Given records:
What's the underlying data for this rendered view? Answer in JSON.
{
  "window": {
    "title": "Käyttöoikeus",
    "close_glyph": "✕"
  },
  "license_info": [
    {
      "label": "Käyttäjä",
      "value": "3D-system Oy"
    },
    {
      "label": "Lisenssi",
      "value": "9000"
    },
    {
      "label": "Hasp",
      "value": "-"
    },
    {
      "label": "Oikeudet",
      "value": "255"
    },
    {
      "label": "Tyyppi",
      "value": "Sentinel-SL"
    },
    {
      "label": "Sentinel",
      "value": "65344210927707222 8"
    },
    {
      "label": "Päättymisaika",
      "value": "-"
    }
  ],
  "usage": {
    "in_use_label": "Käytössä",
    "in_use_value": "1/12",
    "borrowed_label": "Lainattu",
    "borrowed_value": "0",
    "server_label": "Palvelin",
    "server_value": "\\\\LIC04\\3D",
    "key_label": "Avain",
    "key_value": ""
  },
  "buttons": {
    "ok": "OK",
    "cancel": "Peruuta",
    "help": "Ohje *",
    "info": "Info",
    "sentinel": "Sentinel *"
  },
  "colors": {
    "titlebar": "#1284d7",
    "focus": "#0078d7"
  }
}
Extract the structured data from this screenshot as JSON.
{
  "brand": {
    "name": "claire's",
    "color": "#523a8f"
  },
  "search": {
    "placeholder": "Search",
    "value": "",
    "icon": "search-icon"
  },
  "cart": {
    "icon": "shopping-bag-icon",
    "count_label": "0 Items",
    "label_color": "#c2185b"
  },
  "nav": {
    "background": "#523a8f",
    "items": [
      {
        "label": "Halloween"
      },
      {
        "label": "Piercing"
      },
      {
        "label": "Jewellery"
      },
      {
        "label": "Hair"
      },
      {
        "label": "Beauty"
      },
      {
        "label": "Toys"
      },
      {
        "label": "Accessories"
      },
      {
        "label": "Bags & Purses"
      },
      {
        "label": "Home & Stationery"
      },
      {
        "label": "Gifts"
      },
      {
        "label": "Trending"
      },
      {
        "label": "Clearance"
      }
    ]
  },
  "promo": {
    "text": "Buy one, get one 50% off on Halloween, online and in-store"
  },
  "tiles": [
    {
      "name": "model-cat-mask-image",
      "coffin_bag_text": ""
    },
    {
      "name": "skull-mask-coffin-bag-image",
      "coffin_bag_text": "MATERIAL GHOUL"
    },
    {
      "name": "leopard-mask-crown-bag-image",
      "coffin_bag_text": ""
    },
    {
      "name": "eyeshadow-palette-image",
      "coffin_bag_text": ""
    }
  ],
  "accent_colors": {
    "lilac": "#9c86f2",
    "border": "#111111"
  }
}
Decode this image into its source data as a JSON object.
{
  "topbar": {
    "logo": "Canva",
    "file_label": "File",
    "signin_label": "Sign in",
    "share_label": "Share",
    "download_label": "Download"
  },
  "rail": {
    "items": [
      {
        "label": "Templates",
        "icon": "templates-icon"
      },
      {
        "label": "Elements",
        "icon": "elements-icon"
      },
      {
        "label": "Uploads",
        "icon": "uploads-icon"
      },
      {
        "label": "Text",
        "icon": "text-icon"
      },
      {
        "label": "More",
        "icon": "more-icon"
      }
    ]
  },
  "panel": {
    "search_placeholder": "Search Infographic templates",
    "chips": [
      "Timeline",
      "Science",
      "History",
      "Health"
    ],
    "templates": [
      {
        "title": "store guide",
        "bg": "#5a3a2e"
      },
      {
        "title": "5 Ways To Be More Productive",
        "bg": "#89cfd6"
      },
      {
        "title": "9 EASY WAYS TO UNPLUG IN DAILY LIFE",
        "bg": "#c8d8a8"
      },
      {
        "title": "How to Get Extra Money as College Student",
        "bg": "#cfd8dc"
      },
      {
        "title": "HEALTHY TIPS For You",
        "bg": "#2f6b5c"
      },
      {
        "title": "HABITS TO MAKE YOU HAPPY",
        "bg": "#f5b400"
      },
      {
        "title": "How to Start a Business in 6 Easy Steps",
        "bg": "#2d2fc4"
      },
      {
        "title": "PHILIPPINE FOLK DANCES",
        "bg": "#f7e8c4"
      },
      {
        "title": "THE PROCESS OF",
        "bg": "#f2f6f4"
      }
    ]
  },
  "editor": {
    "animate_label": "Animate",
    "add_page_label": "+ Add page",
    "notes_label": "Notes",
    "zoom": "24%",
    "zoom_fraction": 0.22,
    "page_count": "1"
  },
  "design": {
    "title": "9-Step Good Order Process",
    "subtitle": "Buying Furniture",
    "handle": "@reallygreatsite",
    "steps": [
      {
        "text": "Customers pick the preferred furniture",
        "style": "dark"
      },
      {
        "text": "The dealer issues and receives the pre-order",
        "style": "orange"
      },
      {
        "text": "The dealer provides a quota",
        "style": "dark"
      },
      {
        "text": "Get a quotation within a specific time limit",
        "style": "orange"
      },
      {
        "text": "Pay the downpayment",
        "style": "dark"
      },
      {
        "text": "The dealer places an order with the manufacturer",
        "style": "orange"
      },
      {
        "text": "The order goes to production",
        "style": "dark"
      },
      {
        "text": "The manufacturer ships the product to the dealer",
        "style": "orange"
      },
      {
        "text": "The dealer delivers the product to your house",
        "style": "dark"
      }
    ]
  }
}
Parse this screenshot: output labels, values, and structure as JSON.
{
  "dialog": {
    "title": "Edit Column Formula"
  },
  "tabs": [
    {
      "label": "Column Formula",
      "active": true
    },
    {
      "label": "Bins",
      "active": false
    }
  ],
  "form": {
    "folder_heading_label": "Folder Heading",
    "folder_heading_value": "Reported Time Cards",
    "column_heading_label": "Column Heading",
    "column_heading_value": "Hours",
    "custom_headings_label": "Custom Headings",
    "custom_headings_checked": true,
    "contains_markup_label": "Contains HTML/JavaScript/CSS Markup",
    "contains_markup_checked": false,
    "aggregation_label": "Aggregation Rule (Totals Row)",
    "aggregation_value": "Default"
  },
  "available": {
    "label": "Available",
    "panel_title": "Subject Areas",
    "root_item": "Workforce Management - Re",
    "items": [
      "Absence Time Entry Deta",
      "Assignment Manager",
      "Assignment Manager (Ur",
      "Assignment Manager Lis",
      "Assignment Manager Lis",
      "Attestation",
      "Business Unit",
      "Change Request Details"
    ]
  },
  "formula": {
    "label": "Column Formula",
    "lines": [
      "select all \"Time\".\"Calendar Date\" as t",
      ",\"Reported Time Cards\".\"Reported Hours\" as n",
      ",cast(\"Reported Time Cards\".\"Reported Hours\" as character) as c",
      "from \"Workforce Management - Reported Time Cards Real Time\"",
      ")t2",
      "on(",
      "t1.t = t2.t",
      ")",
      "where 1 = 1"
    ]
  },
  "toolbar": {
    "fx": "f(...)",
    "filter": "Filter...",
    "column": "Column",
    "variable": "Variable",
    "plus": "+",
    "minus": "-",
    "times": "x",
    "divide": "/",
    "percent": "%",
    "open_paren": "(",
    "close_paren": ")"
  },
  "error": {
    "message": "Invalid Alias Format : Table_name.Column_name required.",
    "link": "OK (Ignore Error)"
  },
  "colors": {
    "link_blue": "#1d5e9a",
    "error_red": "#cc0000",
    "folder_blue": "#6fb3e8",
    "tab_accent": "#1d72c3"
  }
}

Problem to solve:
Copy all lines from the material that contain "store".

Full answer:
    "text": "Buy one, get one 50% off on Halloween, online and in-store"
        "title": "store guide",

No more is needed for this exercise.